▶ _GOAL_
Below are some records. Copy every line in them that holds "brytyjskiego".

++++++++

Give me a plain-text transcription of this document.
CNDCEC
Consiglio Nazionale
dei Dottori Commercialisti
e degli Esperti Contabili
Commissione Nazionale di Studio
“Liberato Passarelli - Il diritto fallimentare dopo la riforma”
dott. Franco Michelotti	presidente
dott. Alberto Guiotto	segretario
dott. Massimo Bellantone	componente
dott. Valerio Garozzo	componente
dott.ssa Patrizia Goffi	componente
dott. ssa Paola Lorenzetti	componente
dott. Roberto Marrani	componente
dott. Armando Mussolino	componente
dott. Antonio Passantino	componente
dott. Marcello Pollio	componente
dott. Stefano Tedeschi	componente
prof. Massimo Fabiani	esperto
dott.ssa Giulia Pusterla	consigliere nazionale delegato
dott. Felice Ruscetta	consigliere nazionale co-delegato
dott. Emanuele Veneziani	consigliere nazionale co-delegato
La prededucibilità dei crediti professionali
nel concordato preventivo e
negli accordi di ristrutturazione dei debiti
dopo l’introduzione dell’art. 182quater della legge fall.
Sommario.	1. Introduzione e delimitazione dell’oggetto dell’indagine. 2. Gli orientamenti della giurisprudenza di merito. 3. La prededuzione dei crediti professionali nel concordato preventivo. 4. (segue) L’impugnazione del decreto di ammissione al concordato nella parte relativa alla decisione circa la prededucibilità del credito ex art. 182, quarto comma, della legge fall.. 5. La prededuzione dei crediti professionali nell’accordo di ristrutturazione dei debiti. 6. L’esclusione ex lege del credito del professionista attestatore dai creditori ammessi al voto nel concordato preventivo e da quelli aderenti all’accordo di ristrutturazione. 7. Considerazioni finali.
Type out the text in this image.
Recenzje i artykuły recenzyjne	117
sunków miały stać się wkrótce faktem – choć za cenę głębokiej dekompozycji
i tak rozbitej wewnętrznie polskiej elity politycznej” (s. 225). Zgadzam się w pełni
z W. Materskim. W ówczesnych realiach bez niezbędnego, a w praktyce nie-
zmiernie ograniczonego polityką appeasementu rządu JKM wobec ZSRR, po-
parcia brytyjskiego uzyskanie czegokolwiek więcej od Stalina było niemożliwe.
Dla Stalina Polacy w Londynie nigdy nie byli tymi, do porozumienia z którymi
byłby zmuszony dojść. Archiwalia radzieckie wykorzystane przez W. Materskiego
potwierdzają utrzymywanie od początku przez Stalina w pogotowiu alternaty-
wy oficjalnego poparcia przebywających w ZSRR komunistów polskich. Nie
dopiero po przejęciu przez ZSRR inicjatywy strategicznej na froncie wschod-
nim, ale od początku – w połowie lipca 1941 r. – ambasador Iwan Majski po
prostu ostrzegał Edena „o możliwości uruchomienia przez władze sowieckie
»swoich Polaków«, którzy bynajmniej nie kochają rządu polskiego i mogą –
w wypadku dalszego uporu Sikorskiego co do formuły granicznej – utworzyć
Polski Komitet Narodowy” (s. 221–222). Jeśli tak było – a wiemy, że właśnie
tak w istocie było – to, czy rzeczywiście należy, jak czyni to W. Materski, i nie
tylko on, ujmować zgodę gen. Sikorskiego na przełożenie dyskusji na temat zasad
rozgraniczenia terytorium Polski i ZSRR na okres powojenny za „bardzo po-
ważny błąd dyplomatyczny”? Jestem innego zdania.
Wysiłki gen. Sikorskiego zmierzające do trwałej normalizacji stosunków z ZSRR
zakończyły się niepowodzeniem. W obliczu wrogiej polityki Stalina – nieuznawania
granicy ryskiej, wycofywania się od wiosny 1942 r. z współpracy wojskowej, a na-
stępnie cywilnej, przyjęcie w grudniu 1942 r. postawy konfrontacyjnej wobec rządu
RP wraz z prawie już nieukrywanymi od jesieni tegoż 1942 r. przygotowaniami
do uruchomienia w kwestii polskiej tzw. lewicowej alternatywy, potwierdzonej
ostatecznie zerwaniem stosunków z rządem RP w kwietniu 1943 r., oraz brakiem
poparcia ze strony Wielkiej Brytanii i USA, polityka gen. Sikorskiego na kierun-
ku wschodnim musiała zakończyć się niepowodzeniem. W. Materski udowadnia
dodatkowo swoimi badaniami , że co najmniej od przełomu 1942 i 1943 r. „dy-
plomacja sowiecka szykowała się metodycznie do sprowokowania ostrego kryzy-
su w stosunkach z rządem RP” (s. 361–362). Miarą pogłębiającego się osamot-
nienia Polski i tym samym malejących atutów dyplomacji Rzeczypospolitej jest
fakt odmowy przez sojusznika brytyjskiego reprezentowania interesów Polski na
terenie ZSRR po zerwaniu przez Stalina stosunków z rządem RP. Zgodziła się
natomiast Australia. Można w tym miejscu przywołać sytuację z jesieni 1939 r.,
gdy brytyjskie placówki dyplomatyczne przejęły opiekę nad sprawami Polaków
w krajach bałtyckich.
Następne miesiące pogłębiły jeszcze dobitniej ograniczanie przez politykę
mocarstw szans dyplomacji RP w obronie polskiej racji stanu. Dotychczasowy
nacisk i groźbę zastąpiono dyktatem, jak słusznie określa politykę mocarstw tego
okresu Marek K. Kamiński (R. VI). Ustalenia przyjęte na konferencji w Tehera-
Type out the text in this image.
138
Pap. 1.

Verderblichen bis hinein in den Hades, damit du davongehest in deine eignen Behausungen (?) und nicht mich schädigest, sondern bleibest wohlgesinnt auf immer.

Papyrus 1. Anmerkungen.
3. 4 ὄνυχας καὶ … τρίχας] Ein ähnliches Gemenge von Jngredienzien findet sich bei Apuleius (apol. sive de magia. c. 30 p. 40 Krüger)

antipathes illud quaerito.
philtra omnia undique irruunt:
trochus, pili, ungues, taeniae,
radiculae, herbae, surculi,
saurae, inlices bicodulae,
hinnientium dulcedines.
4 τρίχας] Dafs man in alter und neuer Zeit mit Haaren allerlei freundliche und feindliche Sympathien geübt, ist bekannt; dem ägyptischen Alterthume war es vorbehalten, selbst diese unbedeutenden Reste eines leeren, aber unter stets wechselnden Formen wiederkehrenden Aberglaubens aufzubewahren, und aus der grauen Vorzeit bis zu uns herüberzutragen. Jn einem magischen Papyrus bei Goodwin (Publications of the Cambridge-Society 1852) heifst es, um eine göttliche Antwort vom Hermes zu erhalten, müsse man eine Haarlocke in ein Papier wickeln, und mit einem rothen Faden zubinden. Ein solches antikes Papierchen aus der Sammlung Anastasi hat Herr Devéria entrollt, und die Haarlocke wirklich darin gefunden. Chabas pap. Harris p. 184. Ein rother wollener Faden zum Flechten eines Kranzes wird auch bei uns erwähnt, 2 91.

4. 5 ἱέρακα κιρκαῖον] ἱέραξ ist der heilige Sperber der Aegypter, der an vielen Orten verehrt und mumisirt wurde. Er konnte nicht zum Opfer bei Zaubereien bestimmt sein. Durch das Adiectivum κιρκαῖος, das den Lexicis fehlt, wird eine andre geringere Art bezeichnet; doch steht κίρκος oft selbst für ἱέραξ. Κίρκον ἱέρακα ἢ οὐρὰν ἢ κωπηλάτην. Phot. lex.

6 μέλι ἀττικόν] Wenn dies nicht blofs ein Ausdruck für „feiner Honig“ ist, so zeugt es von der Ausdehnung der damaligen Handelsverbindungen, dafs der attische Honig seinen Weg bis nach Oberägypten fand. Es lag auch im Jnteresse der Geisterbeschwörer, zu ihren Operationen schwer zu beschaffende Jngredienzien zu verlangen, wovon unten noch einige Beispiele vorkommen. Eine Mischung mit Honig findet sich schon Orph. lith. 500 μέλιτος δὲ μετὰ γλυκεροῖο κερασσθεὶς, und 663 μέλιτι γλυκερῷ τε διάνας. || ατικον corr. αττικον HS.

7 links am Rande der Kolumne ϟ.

++++++++

▶ _SOLUTION FOR THIS PROBLEM_
parcia brytyjskiego uzyskanie czegokolwiek więcej od Stalina było niemożliwe.
fakt odmowy przez sojusznika brytyjskiego reprezentowania interesów Polski na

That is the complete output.